• [MATERIAL PROVIDED]:
□ □ □ □ □

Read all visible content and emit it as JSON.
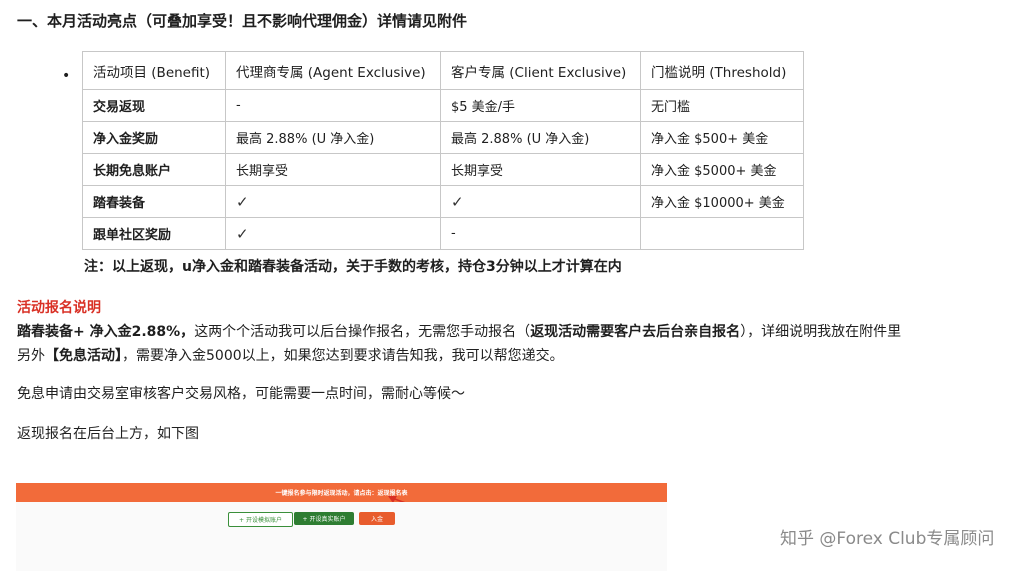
{
  "heading": "一、本月活动亮点（可叠加享受！且不影响代理佣金）详情请见附件",
  "table": {
    "headers": [
      "活动项目 (Benefit)",
      "代理商专属 (Agent Exclusive)",
      "客户专属 (Client Exclusive)",
      "门槛说明 (Threshold)"
    ],
    "rows": [
      [
        "交易返现",
        "-",
        "$5 美金/手",
        "无门槛"
      ],
      [
        "净入金奖励",
        "最高 2.88% (U 净入金)",
        "最高 2.88% (U 净入金)",
        "净入金 $500+ 美金"
      ],
      [
        "长期免息账户",
        "长期享受",
        "长期享受",
        "净入金 $5000+ 美金"
      ],
      [
        "踏春装备",
        "✓",
        "✓",
        "净入金 $10000+ 美金"
      ],
      [
        "跟单社区奖励",
        "✓",
        "-",
        ""
      ]
    ]
  },
  "note": "注：以上返现，u净入金和踏春装备活动，关于手数的考核，持仓3分钟以上才计算在内",
  "section_title": "活动报名说明",
  "para1": {
    "bold1": "踏春装备+ 净入金2.88%，",
    "text1": "这两个个活动我可以后台操作报名，无需您手动报名（",
    "bold2": "返现活动需要客户去后台亲自报名",
    "text2": "），详细说明我放在附件里"
  },
  "para2": {
    "text1": "另外",
    "bold1": "【免息活动】",
    "text2": "，需要净入金5000以上，如果您达到要求请告知我，我可以帮您递交。"
  },
  "para3": "免息申请由交易室审核客户交易风格，可能需要一点时间，需耐心等候～",
  "para4": "返现报名在后台上方，如下图",
  "banner": {
    "text": "一键报名参与限时返现活动，请点击：返现报名表",
    "btn1": "+ 开设模拟账户",
    "btn2": "+ 开设真实账户",
    "btn3": "入金",
    "accent": "#f26b3a"
  },
  "watermark": "知乎 @Forex Club专属顾问"
}
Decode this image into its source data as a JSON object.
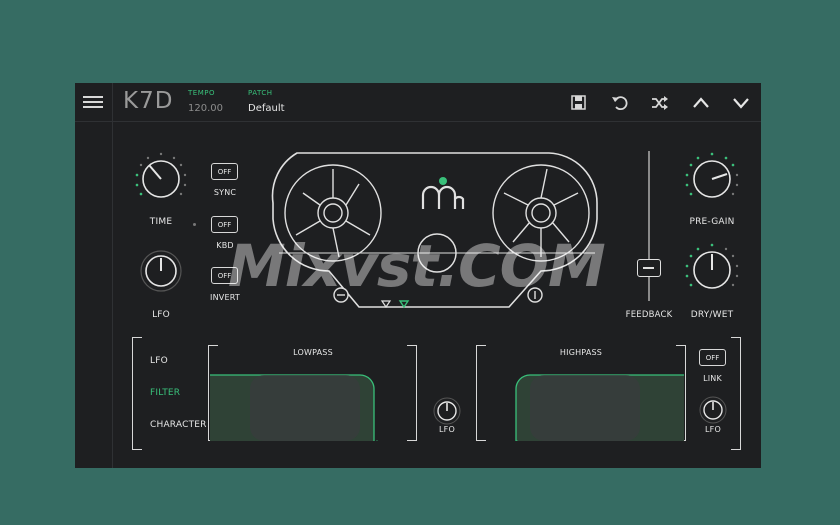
{
  "header": {
    "logo": "K7D",
    "tempo_label": "TEMPO",
    "tempo_value": "120.00",
    "patch_label": "PATCH",
    "patch_value": "Default"
  },
  "left_controls": {
    "time_label": "TIME",
    "lfo_label": "LFO",
    "sync": {
      "label": "SYNC",
      "state": "OFF"
    },
    "kbd": {
      "label": "KBD",
      "state": "OFF"
    },
    "invert": {
      "label": "INVERT",
      "state": "OFF"
    }
  },
  "right_controls": {
    "pre_gain_label": "PRE-GAIN",
    "feedback_label": "FEEDBACK",
    "dry_wet_label": "DRY/WET"
  },
  "bottom": {
    "tabs": [
      "LFO",
      "FILTER",
      "CHARACTER"
    ],
    "active_tab": "FILTER",
    "lowpass_label": "LOWPASS",
    "highpass_label": "HIGHPASS",
    "center_lfo_label": "LFO",
    "right_lfo_label": "LFO",
    "link": {
      "label": "LINK",
      "state": "OFF"
    }
  },
  "colors": {
    "accent": "#39c07a",
    "panel": "#1e1f21",
    "background": "#366c63"
  },
  "watermark": "Mixvst.COM"
}
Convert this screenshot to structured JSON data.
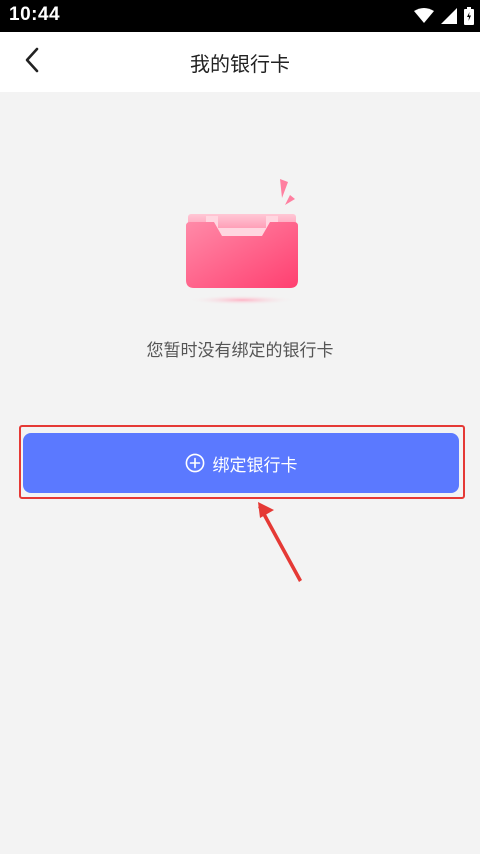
{
  "status_bar": {
    "time": "10:44",
    "icons": [
      "wifi-icon",
      "signal-icon",
      "battery-icon"
    ]
  },
  "header": {
    "back_icon": "chevron-left-icon",
    "title": "我的银行卡"
  },
  "empty_state": {
    "illustration": "empty-box-icon",
    "message": "您暂时没有绑定的银行卡"
  },
  "actions": {
    "bind_card_label": "绑定银行卡",
    "bind_card_icon": "plus-circle-icon"
  },
  "colors": {
    "primary_button": "#5b79ff",
    "highlight": "#e53935",
    "illustration_pink": "#ff4f7e",
    "background": "#f3f3f3"
  }
}
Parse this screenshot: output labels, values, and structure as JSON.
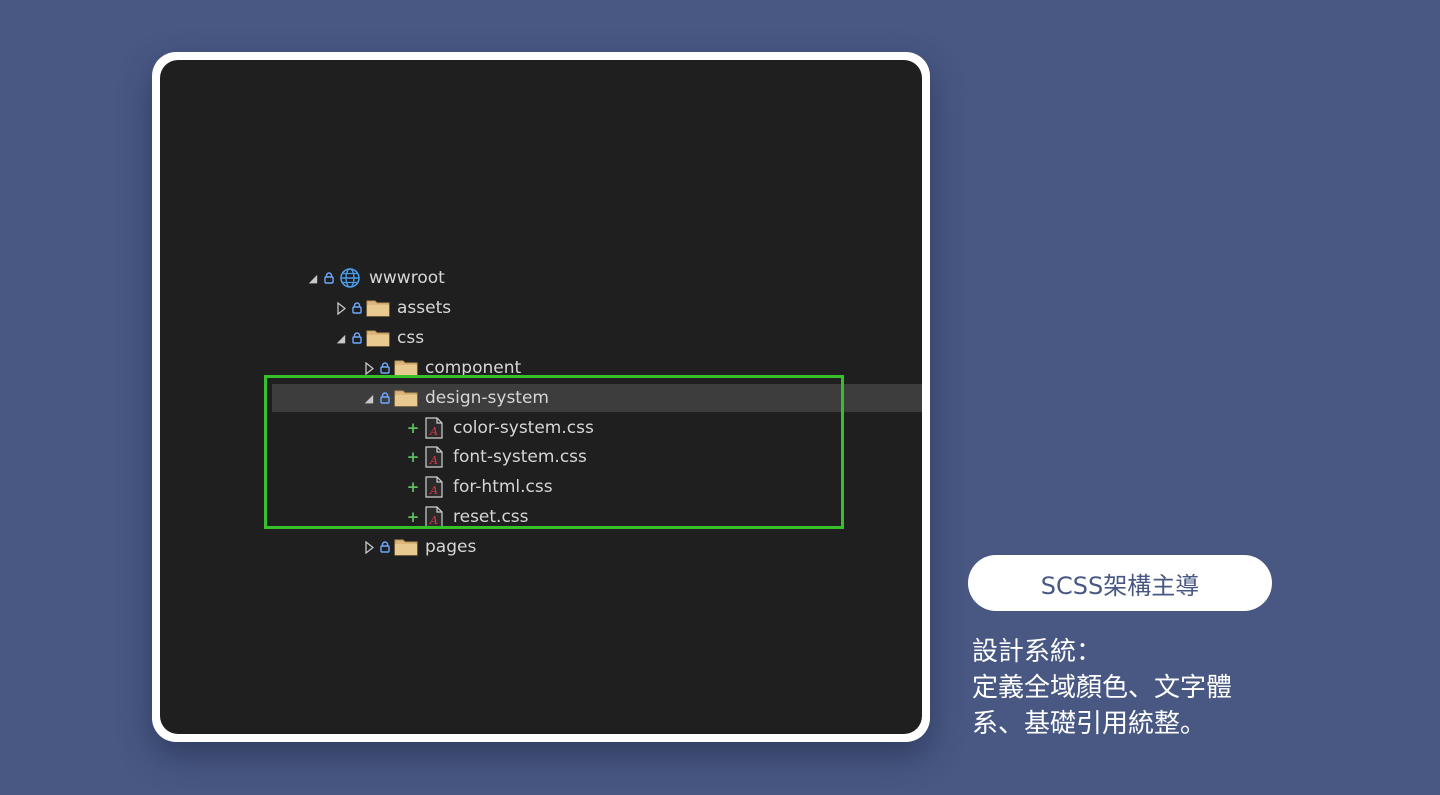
{
  "tree": {
    "items": [
      {
        "label": "wwwroot",
        "icon": "globe-icon",
        "state": "expanded"
      },
      {
        "label": "assets",
        "icon": "folder-icon",
        "state": "collapsed"
      },
      {
        "label": "css",
        "icon": "folder-icon",
        "state": "expanded"
      },
      {
        "label": "component",
        "icon": "folder-icon",
        "state": "collapsed"
      },
      {
        "label": "design-system",
        "icon": "folder-icon",
        "state": "expanded",
        "selected": true
      },
      {
        "label": "color-system.css",
        "icon": "css-file-icon",
        "status": "+"
      },
      {
        "label": "font-system.css",
        "icon": "css-file-icon",
        "status": "+"
      },
      {
        "label": "for-html.css",
        "icon": "css-file-icon",
        "status": "+"
      },
      {
        "label": "reset.css",
        "icon": "css-file-icon",
        "status": "+"
      },
      {
        "label": "pages",
        "icon": "folder-icon",
        "state": "collapsed"
      }
    ]
  },
  "callout": {
    "pill_label": "SCSS架構主導",
    "description_lines": [
      "設計系統：",
      "定義全域顏色、文字體",
      "系、基礎引用統整。"
    ]
  },
  "colors": {
    "background": "#485883",
    "editor": "#1f1f1f",
    "highlight_border": "#37c02c",
    "folder": "#dcb67a",
    "lock": "#6fa8ff",
    "added": "#5fbf5f"
  }
}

□ □ □ □ □

• [GOAL OF THE EXERCISE]:
Return every line of the records exactly as given, pictures excluded.

• [ANSWER TO THE PROBLEM]:
Read all visible content and emit it as JSON.
{
  "heading": "一、本月活动亮点（可叠加享受！且不影响代理佣金）详情请见附件",
  "table": {
    "headers": [
      "活动项目 (Benefit)",
      "代理商专属 (Agent Exclusive)",
      "客户专属 (Client Exclusive)",
      "门槛说明 (Threshold)"
    ],
    "rows": [
      [
        "交易返现",
        "-",
        "$5 美金/手",
        "无门槛"
      ],
      [
        "净入金奖励",
        "最高 2.88% (U 净入金)",
        "最高 2.88% (U 净入金)",
        "净入金 $500+ 美金"
      ],
      [
        "长期免息账户",
        "长期享受",
        "长期享受",
        "净入金 $5000+ 美金"
      ],
      [
        "踏春装备",
        "✓",
        "✓",
        "净入金 $10000+ 美金"
      ],
      [
        "跟单社区奖励",
        "✓",
        "-",
        ""
      ]
    ]
  },
  "note": "注：以上返现，u净入金和踏春装备活动，关于手数的考核，持仓3分钟以上才计算在内",
  "section_title": "活动报名说明",
  "para1": {
    "bold1": "踏春装备+ 净入金2.88%，",
    "text1": "这两个个活动我可以后台操作报名，无需您手动报名（",
    "bold2": "返现活动需要客户去后台亲自报名",
    "text2": "），详细说明我放在附件里"
  },
  "para2": {
    "text1": "另外",
    "bold1": "【免息活动】",
    "text2": "，需要净入金5000以上，如果您达到要求请告知我，我可以帮您递交。"
  },
  "para3": "免息申请由交易室审核客户交易风格，可能需要一点时间，需耐心等候～",
  "para4": "返现报名在后台上方，如下图",
  "banner": {
    "text": "一键报名参与限时返现活动，请点击：返现报名表",
    "btn1": "+ 开设模拟账户",
    "btn2": "+ 开设真实账户",
    "btn3": "入金",
    "accent": "#f26b3a"
  },
  "watermark": "知乎 @Forex Club专属顾问"
}
Decode this image into its source data as a JSON object.
{
  "header": {
    "logo": "K7D",
    "tempo_label": "TEMPO",
    "tempo_value": "120.00",
    "patch_label": "PATCH",
    "patch_value": "Default"
  },
  "left_controls": {
    "time_label": "TIME",
    "lfo_label": "LFO",
    "sync": {
      "label": "SYNC",
      "state": "OFF"
    },
    "kbd": {
      "label": "KBD",
      "state": "OFF"
    },
    "invert": {
      "label": "INVERT",
      "state": "OFF"
    }
  },
  "right_controls": {
    "pre_gain_label": "PRE-GAIN",
    "feedback_label": "FEEDBACK",
    "dry_wet_label": "DRY/WET"
  },
  "bottom": {
    "tabs": [
      "LFO",
      "FILTER",
      "CHARACTER"
    ],
    "active_tab": "FILTER",
    "lowpass_label": "LOWPASS",
    "highpass_label": "HIGHPASS",
    "center_lfo_label": "LFO",
    "right_lfo_label": "LFO",
    "link": {
      "label": "LINK",
      "state": "OFF"
    }
  },
  "colors": {
    "accent": "#39c07a",
    "panel": "#1e1f21",
    "background": "#366c63"
  },
  "watermark": "Mixvst.COM"
}
Convert this screenshot to structured JSON data.
{
  "status_bar": {
    "time": "10:44",
    "icons": [
      "wifi-icon",
      "signal-icon",
      "battery-icon"
    ]
  },
  "header": {
    "back_icon": "chevron-left-icon",
    "title": "我的银行卡"
  },
  "empty_state": {
    "illustration": "empty-box-icon",
    "message": "您暂时没有绑定的银行卡"
  },
  "actions": {
    "bind_card_label": "绑定银行卡",
    "bind_card_icon": "plus-circle-icon"
  },
  "colors": {
    "primary_button": "#5b79ff",
    "highlight": "#e53935",
    "illustration_pink": "#ff4f7e",
    "background": "#f3f3f3"
  }
}
Parse this screenshot: output labels, values, and structure as JSON.
{
  "tree": {
    "items": [
      {
        "label": "wwwroot",
        "icon": "globe-icon",
        "state": "expanded"
      },
      {
        "label": "assets",
        "icon": "folder-icon",
        "state": "collapsed"
      },
      {
        "label": "css",
        "icon": "folder-icon",
        "state": "expanded"
      },
      {
        "label": "component",
        "icon": "folder-icon",
        "state": "collapsed"
      },
      {
        "label": "design-system",
        "icon": "folder-icon",
        "state": "expanded",
        "selected": true
      },
      {
        "label": "color-system.css",
        "icon": "css-file-icon",
        "status": "+"
      },
      {
        "label": "font-system.css",
        "icon": "css-file-icon",
        "status": "+"
      },
      {
        "label": "for-html.css",
        "icon": "css-file-icon",
        "status": "+"
      },
      {
        "label": "reset.css",
        "icon": "css-file-icon",
        "status": "+"
      },
      {
        "label": "pages",
        "icon": "folder-icon",
        "state": "collapsed"
      }
    ]
  },
  "callout": {
    "pill_label": "SCSS架構主導",
    "description_lines": [
      "設計系統：",
      "定義全域顏色、文字體",
      "系、基礎引用統整。"
    ]
  },
  "colors": {
    "background": "#485883",
    "editor": "#1f1f1f",
    "highlight_border": "#37c02c",
    "folder": "#dcb67a",
    "lock": "#6fa8ff",
    "added": "#5fbf5f"
  }
}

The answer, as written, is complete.